Data records:
Start

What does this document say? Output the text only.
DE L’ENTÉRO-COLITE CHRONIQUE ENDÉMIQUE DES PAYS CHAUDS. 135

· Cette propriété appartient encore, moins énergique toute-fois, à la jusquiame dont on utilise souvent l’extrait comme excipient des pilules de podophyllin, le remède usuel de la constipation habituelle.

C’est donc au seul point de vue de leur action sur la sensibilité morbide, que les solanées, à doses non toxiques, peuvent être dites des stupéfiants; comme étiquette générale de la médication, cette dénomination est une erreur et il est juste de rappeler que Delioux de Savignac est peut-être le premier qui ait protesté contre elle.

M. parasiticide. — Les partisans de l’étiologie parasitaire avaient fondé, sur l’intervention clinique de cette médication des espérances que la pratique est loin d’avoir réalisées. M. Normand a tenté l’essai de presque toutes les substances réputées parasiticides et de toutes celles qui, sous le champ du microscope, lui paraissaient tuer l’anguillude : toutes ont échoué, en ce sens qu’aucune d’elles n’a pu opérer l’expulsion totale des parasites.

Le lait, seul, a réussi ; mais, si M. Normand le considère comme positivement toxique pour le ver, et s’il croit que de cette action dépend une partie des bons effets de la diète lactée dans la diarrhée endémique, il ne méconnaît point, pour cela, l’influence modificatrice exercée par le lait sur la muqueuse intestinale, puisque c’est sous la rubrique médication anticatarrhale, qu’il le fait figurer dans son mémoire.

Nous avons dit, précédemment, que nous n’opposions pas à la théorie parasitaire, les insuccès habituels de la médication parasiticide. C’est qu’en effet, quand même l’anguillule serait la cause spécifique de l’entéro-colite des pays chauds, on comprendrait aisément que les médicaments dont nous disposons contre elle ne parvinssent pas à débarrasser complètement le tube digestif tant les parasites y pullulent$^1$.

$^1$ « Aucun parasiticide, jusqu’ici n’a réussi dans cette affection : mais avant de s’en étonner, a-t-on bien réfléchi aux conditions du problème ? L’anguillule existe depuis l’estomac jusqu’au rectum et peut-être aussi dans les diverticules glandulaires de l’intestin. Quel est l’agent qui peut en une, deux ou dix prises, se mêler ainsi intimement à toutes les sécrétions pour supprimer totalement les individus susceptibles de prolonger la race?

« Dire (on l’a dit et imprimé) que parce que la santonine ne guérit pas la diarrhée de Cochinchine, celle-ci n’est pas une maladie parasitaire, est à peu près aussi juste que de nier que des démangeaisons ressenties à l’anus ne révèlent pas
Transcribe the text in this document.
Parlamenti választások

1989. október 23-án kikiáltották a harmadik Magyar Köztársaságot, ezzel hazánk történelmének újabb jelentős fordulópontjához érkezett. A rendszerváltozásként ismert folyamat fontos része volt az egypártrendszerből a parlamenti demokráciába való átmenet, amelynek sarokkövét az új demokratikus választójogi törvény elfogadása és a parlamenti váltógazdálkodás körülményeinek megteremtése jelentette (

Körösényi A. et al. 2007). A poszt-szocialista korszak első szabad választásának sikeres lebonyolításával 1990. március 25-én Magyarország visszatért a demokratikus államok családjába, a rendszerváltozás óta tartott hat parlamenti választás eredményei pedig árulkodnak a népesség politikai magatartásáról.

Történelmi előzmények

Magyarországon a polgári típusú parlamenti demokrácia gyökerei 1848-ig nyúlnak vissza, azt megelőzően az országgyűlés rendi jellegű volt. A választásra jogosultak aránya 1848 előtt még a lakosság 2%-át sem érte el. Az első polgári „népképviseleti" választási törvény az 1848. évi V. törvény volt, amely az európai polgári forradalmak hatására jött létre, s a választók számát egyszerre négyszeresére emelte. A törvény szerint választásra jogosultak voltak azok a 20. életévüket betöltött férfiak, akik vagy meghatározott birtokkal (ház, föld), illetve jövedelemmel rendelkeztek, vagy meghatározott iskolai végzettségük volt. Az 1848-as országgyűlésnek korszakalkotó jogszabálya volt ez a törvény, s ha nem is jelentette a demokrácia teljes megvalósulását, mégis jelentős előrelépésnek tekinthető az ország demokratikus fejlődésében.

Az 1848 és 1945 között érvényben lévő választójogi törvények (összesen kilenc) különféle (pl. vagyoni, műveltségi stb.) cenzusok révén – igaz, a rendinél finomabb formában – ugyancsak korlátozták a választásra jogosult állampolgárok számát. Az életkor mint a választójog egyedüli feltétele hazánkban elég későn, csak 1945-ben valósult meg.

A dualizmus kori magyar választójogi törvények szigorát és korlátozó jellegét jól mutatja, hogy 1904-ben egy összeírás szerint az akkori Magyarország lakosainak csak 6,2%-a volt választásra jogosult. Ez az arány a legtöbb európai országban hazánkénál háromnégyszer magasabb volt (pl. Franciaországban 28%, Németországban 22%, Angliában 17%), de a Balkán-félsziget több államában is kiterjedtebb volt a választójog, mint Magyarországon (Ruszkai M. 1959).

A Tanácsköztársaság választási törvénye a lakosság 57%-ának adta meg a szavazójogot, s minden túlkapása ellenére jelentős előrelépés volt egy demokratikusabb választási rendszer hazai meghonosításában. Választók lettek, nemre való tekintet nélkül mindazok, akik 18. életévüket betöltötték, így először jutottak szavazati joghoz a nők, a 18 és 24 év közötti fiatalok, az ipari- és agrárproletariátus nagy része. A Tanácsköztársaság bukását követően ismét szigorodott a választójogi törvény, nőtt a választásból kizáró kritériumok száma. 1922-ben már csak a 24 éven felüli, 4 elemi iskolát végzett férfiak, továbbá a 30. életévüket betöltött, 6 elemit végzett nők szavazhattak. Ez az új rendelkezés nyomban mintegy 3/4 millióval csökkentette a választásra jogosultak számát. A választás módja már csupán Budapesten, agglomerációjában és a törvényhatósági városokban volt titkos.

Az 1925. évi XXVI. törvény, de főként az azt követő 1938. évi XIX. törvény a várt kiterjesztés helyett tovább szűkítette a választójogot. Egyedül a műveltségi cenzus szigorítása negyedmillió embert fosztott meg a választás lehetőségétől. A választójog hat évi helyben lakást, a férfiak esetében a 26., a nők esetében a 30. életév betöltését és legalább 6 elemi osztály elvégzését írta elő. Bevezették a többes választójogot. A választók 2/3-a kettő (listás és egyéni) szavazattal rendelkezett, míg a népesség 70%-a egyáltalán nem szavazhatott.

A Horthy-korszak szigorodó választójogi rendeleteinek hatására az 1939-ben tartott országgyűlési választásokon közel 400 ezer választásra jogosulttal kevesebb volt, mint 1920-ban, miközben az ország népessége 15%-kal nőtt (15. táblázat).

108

End

Requirements: Nothing but a number is needed here: how many lines hold the string "műveltségi"?

The output: 2